Stored items
^^^^

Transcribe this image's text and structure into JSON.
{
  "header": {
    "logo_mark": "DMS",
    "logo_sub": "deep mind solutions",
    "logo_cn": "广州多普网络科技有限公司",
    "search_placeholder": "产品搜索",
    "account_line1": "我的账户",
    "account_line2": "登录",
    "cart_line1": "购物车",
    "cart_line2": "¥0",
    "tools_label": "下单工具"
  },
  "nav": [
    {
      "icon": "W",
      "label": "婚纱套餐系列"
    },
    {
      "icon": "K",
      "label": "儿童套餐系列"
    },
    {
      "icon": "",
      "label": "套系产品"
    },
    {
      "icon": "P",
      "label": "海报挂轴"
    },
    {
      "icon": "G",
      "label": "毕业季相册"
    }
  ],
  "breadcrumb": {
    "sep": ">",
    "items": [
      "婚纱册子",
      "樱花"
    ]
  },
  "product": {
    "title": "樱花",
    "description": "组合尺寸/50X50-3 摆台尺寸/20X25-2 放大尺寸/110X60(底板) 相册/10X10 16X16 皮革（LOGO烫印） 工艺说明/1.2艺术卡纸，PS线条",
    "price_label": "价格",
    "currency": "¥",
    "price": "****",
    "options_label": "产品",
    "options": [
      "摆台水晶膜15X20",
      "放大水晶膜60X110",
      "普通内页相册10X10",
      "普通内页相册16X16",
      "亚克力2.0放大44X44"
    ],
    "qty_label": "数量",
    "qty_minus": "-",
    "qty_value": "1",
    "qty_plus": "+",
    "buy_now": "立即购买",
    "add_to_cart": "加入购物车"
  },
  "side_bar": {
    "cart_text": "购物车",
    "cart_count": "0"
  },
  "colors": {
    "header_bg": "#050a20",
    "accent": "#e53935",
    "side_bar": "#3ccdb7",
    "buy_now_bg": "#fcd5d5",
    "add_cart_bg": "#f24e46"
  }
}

^^^^

**What is needed**
Each entry must be reproduced verbatim.

**Answer below**
Transcribe this image's text and structure into JSON.
{
  "header": {
    "logo_mark": "DMS",
    "logo_sub": "deep mind solutions",
    "logo_cn": "广州多普网络科技有限公司",
    "search_placeholder": "产品搜索",
    "account_line1": "我的账户",
    "account_line2": "登录",
    "cart_line1": "购物车",
    "cart_line2": "¥0",
    "tools_label": "下单工具"
  },
  "nav": [
    {
      "icon": "W",
      "label": "婚纱套餐系列"
    },
    {
      "icon": "K",
      "label": "儿童套餐系列"
    },
    {
      "icon": "",
      "label": "套系产品"
    },
    {
      "icon": "P",
      "label": "海报挂轴"
    },
    {
      "icon": "G",
      "label": "毕业季相册"
    }
  ],
  "breadcrumb": {
    "sep": ">",
    "items": [
      "婚纱册子",
      "樱花"
    ]
  },
  "product": {
    "title": "樱花",
    "description": "组合尺寸/50X50-3 摆台尺寸/20X25-2 放大尺寸/110X60(底板) 相册/10X10 16X16 皮革（LOGO烫印） 工艺说明/1.2艺术卡纸，PS线条",
    "price_label": "价格",
    "currency": "¥",
    "price": "****",
    "options_label": "产品",
    "options": [
      "摆台水晶膜15X20",
      "放大水晶膜60X110",
      "普通内页相册10X10",
      "普通内页相册16X16",
      "亚克力2.0放大44X44"
    ],
    "qty_label": "数量",
    "qty_minus": "-",
    "qty_value": "1",
    "qty_plus": "+",
    "buy_now": "立即购买",
    "add_to_cart": "加入购物车"
  },
  "side_bar": {
    "cart_text": "购物车",
    "cart_count": "0"
  },
  "colors": {
    "header_bg": "#050a20",
    "accent": "#e53935",
    "side_bar": "#3ccdb7",
    "buy_now_bg": "#fcd5d5",
    "add_cart_bg": "#f24e46"
  }
}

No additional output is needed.